(Exercise instructions):
Your task is to repeat the entries word for word while leaving out the pictures.

(Extracted information):

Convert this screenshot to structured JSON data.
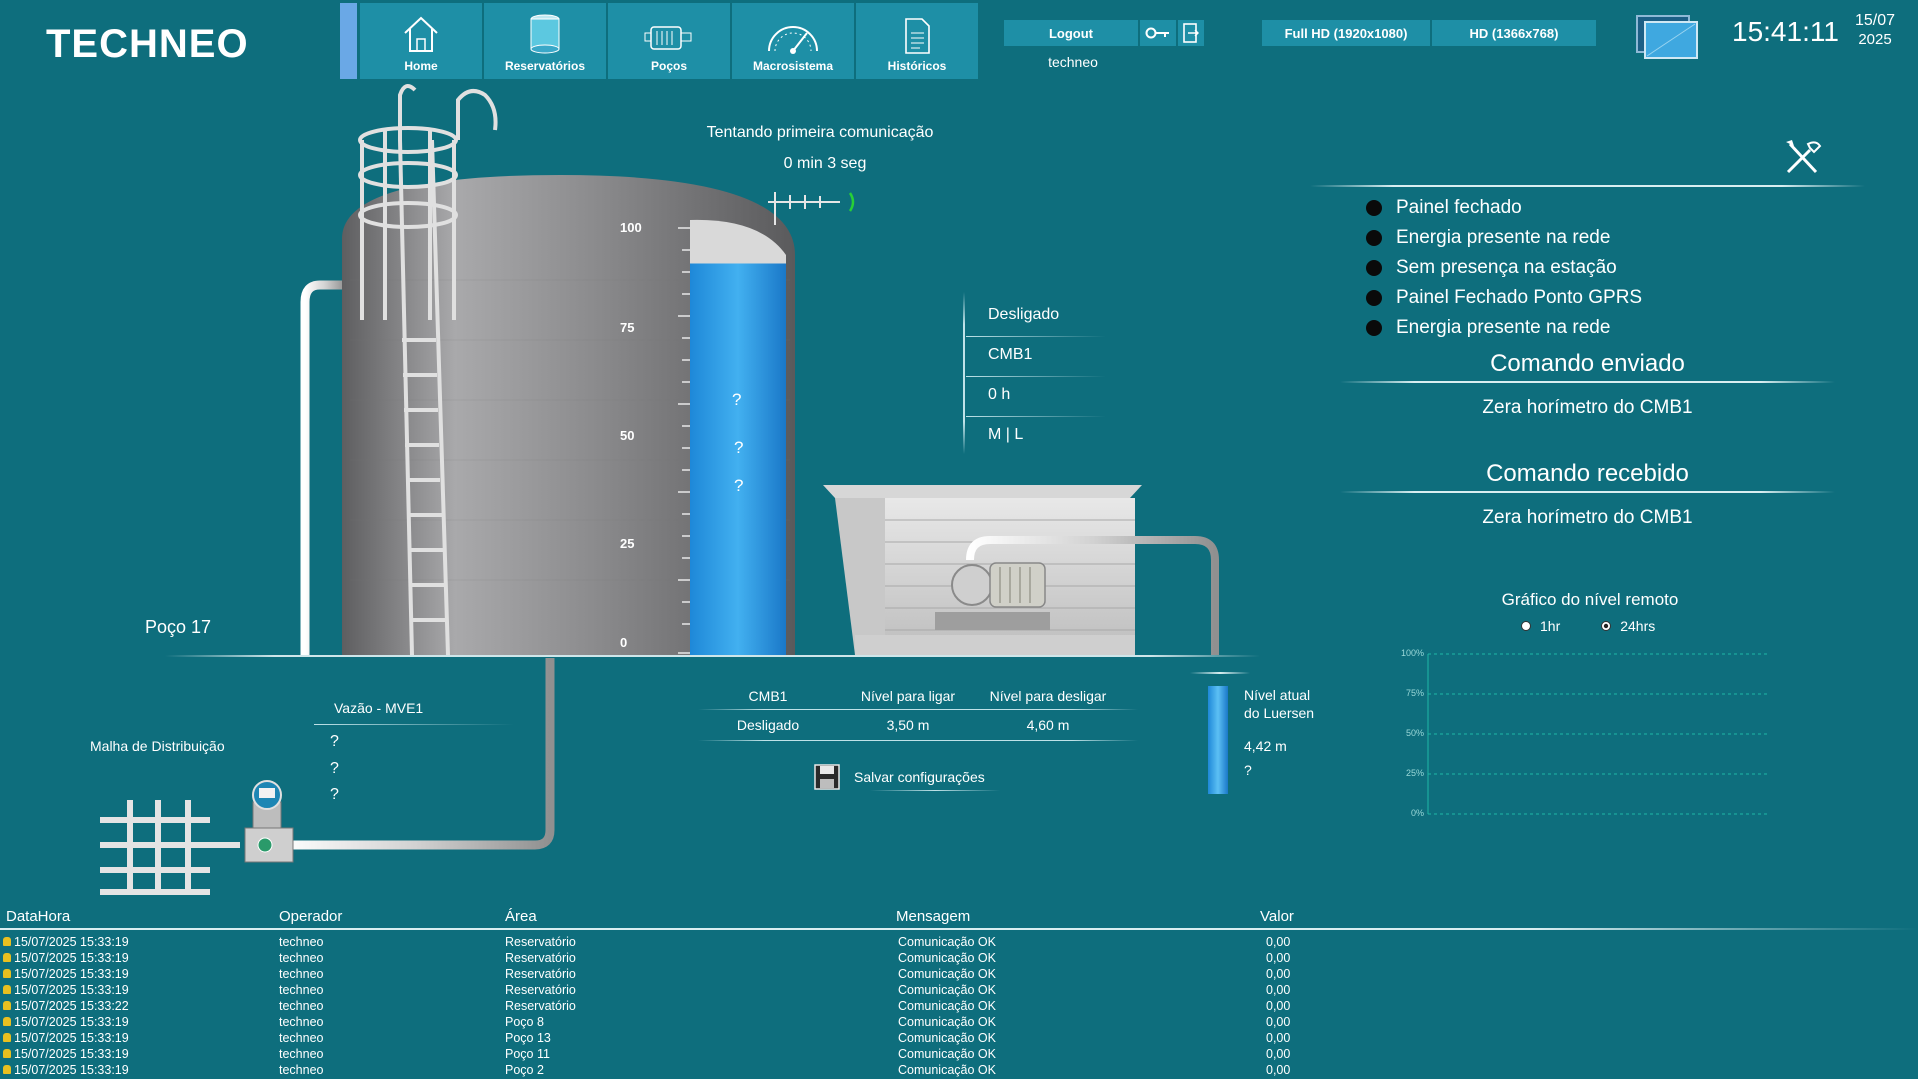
{
  "header": {
    "logo": "TECHNEO",
    "nav": [
      {
        "label": "Home",
        "icon": "home-icon"
      },
      {
        "label": "Reservatórios",
        "icon": "reservoir-icon"
      },
      {
        "label": "Poços",
        "icon": "well-pump-icon"
      },
      {
        "label": "Macrosistema",
        "icon": "gauge-icon"
      },
      {
        "label": "Históricos",
        "icon": "document-icon"
      }
    ],
    "logout_label": "Logout",
    "username": "techneo",
    "res_full_hd": "Full HD (1920x1080)",
    "res_hd": "HD (1366x768)",
    "time": "15:41:11",
    "date_day": "15/07",
    "date_year": "2025"
  },
  "comm": {
    "status": "Tentando primeira comunicação",
    "elapsed": "0 min 3 seg"
  },
  "tank": {
    "scale": [
      "100",
      "75",
      "50",
      "25",
      "0"
    ],
    "levels": [
      "?",
      "?",
      "?"
    ],
    "fill_fraction": 0.9
  },
  "station_name": "Poço 17",
  "pump_info": [
    "Desligado",
    "CMB1",
    "0 h",
    "M | L"
  ],
  "status_list": [
    "Painel fechado",
    "Energia presente na rede",
    "Sem presença na estação",
    "Painel Fechado Ponto GPRS",
    "Energia presente na rede"
  ],
  "command_sent": {
    "title": "Comando enviado",
    "value": "Zera horímetro do CMB1"
  },
  "command_received": {
    "title": "Comando recebido",
    "value": "Zera horímetro do CMB1"
  },
  "flow": {
    "title": "Vazão - MVE1",
    "values": [
      "?",
      "?",
      "?"
    ]
  },
  "distribution_label": "Malha de Distribuição",
  "config_table": {
    "headers": [
      "CMB1",
      "Nível para ligar",
      "Nível para desligar"
    ],
    "values": [
      "Desligado",
      "3,50 m",
      "4,60 m"
    ]
  },
  "save_label": "Salvar configurações",
  "remote_level": {
    "title_line1": "Nível atual",
    "title_line2": "do Luersen",
    "value": "4,42 m",
    "status": "?"
  },
  "graph": {
    "title": "Gráfico do nível remoto",
    "option_1h": "1hr",
    "option_24h": "24hrs",
    "selected": "24hrs",
    "y_ticks": [
      "100%",
      "75%",
      "50%",
      "25%",
      "0%"
    ]
  },
  "log": {
    "columns": [
      "DataHora",
      "Operador",
      "Área",
      "Mensagem",
      "Valor"
    ],
    "rows": [
      [
        "15/07/2025 15:33:19",
        "techneo",
        "Reservatório",
        "Comunicação OK",
        "0,00"
      ],
      [
        "15/07/2025 15:33:19",
        "techneo",
        "Reservatório",
        "Comunicação OK",
        "0,00"
      ],
      [
        "15/07/2025 15:33:19",
        "techneo",
        "Reservatório",
        "Comunicação OK",
        "0,00"
      ],
      [
        "15/07/2025 15:33:19",
        "techneo",
        "Reservatório",
        "Comunicação OK",
        "0,00"
      ],
      [
        "15/07/2025 15:33:22",
        "techneo",
        "Reservatório",
        "Comunicação OK",
        "0,00"
      ],
      [
        "15/07/2025 15:33:19",
        "techneo",
        "Poço 8",
        "Comunicação OK",
        "0,00"
      ],
      [
        "15/07/2025 15:33:19",
        "techneo",
        "Poço 13",
        "Comunicação OK",
        "0,00"
      ],
      [
        "15/07/2025 15:33:19",
        "techneo",
        "Poço 11",
        "Comunicação OK",
        "0,00"
      ],
      [
        "15/07/2025 15:33:19",
        "techneo",
        "Poço 2",
        "Comunicação OK",
        "0,00"
      ]
    ]
  }
}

(Solved problem):
Convert this screenshot to structured JSON data.
{
  "header": {
    "logo": "TECHNEO",
    "nav": [
      {
        "label": "Home",
        "icon": "home-icon"
      },
      {
        "label": "Reservatórios",
        "icon": "reservoir-icon"
      },
      {
        "label": "Poços",
        "icon": "well-pump-icon"
      },
      {
        "label": "Macrosistema",
        "icon": "gauge-icon"
      },
      {
        "label": "Históricos",
        "icon": "document-icon"
      }
    ],
    "logout_label": "Logout",
    "username": "techneo",
    "res_full_hd": "Full HD (1920x1080)",
    "res_hd": "HD (1366x768)",
    "time": "15:41:11",
    "date_day": "15/07",
    "date_year": "2025"
  },
  "comm": {
    "status": "Tentando primeira comunicação",
    "elapsed": "0 min 3 seg"
  },
  "tank": {
    "scale": [
      "100",
      "75",
      "50",
      "25",
      "0"
    ],
    "levels": [
      "?",
      "?",
      "?"
    ],
    "fill_fraction": 0.9
  },
  "station_name": "Poço 17",
  "pump_info": [
    "Desligado",
    "CMB1",
    "0 h",
    "M | L"
  ],
  "status_list": [
    "Painel fechado",
    "Energia presente na rede",
    "Sem presença na estação",
    "Painel Fechado Ponto GPRS",
    "Energia presente na rede"
  ],
  "command_sent": {
    "title": "Comando enviado",
    "value": "Zera horímetro do CMB1"
  },
  "command_received": {
    "title": "Comando recebido",
    "value": "Zera horímetro do CMB1"
  },
  "flow": {
    "title": "Vazão - MVE1",
    "values": [
      "?",
      "?",
      "?"
    ]
  },
  "distribution_label": "Malha de Distribuição",
  "config_table": {
    "headers": [
      "CMB1",
      "Nível para ligar",
      "Nível para desligar"
    ],
    "values": [
      "Desligado",
      "3,50 m",
      "4,60 m"
    ]
  },
  "save_label": "Salvar configurações",
  "remote_level": {
    "title_line1": "Nível atual",
    "title_line2": "do Luersen",
    "value": "4,42 m",
    "status": "?"
  },
  "graph": {
    "title": "Gráfico do nível remoto",
    "option_1h": "1hr",
    "option_24h": "24hrs",
    "selected": "24hrs",
    "y_ticks": [
      "100%",
      "75%",
      "50%",
      "25%",
      "0%"
    ]
  },
  "log": {
    "columns": [
      "DataHora",
      "Operador",
      "Área",
      "Mensagem",
      "Valor"
    ],
    "rows": [
      [
        "15/07/2025 15:33:19",
        "techneo",
        "Reservatório",
        "Comunicação OK",
        "0,00"
      ],
      [
        "15/07/2025 15:33:19",
        "techneo",
        "Reservatório",
        "Comunicação OK",
        "0,00"
      ],
      [
        "15/07/2025 15:33:19",
        "techneo",
        "Reservatório",
        "Comunicação OK",
        "0,00"
      ],
      [
        "15/07/2025 15:33:19",
        "techneo",
        "Reservatório",
        "Comunicação OK",
        "0,00"
      ],
      [
        "15/07/2025 15:33:22",
        "techneo",
        "Reservatório",
        "Comunicação OK",
        "0,00"
      ],
      [
        "15/07/2025 15:33:19",
        "techneo",
        "Poço 8",
        "Comunicação OK",
        "0,00"
      ],
      [
        "15/07/2025 15:33:19",
        "techneo",
        "Poço 13",
        "Comunicação OK",
        "0,00"
      ],
      [
        "15/07/2025 15:33:19",
        "techneo",
        "Poço 11",
        "Comunicação OK",
        "0,00"
      ],
      [
        "15/07/2025 15:33:19",
        "techneo",
        "Poço 2",
        "Comunicação OK",
        "0,00"
      ]
    ]
  }
}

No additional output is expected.